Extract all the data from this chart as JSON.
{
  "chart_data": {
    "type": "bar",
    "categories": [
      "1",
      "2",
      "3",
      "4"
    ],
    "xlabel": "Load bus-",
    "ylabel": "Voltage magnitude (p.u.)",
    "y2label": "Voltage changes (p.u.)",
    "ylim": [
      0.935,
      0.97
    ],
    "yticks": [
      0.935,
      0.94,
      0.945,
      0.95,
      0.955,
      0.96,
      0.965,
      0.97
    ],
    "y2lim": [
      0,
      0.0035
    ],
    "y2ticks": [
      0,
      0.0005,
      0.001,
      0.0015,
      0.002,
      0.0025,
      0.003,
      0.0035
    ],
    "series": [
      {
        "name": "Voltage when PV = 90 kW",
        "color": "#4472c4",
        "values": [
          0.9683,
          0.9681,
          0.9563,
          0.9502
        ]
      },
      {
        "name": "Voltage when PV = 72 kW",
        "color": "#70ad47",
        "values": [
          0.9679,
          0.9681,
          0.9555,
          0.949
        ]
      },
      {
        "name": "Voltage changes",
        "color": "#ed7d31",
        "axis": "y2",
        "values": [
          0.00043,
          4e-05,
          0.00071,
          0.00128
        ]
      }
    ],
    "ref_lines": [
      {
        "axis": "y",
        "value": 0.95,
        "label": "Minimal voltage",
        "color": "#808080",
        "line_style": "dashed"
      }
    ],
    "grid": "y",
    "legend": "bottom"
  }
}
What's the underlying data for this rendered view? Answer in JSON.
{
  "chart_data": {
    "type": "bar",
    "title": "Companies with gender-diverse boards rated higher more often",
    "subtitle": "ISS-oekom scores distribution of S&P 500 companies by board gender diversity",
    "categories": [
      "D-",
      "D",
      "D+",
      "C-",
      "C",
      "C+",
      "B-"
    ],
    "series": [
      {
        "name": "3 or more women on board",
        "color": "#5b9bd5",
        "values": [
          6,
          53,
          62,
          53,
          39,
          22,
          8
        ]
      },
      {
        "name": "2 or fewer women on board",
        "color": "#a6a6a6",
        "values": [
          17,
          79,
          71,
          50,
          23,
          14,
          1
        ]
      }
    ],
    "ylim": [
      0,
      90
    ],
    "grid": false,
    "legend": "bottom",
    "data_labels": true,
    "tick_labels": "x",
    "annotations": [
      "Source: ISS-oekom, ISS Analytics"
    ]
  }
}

EXERCISE TASK: Pull every line containing "this" from the material above.

FULL RESPONSE:
Extract all the data from this chart as JSON.
What's the underlying data for this rendered view? Answer in JSON.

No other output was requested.